*** DATA FOR REVIEW ***
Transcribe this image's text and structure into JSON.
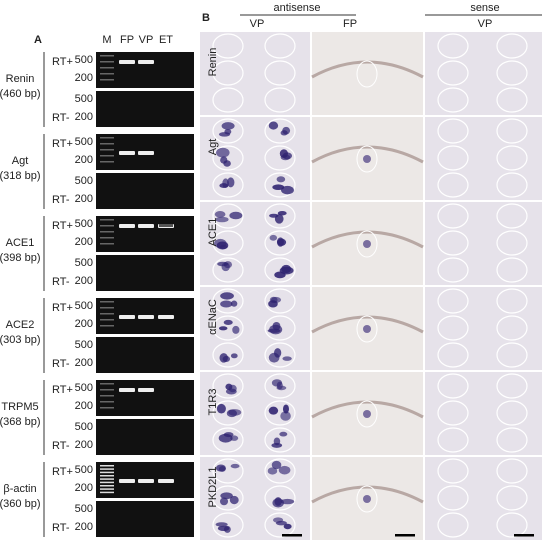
{
  "panel_a": {
    "label": "A",
    "lanes": [
      "M",
      "FP",
      "VP",
      "ET"
    ],
    "genes": [
      {
        "name": "Renin",
        "size": "(460 bp)"
      },
      {
        "name": "Agt",
        "size": "(318 bp)"
      },
      {
        "name": "ACE1",
        "size": "(398 bp)"
      },
      {
        "name": "ACE2",
        "size": "(303 bp)"
      },
      {
        "name": "TRPM5",
        "size": "(368 bp)"
      },
      {
        "name": "β-actin",
        "size": "(360 bp)"
      }
    ],
    "rt_plus": "RT+",
    "rt_minus": "RT-",
    "ladder": [
      "500",
      "200"
    ]
  },
  "panel_b": {
    "label": "B",
    "antisense": "antisense",
    "sense": "sense",
    "columns": [
      "VP",
      "FP",
      "VP"
    ],
    "rows": [
      "Renin",
      "Agt",
      "ACE1",
      "αENaC",
      "T1R3",
      "PKD2L1"
    ]
  }
}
*** End of DATA FOR REVIEW ***
• ABOUT THIS EXERCISE
For the string "size", search the preceding data and copy every line that includes it.

• EXERCISE RESPONSE
        "size": "(460 bp)"
        "size": "(318 bp)"
        "size": "(398 bp)"
        "size": "(303 bp)"
        "size": "(368 bp)"
        "size": "(360 bp)"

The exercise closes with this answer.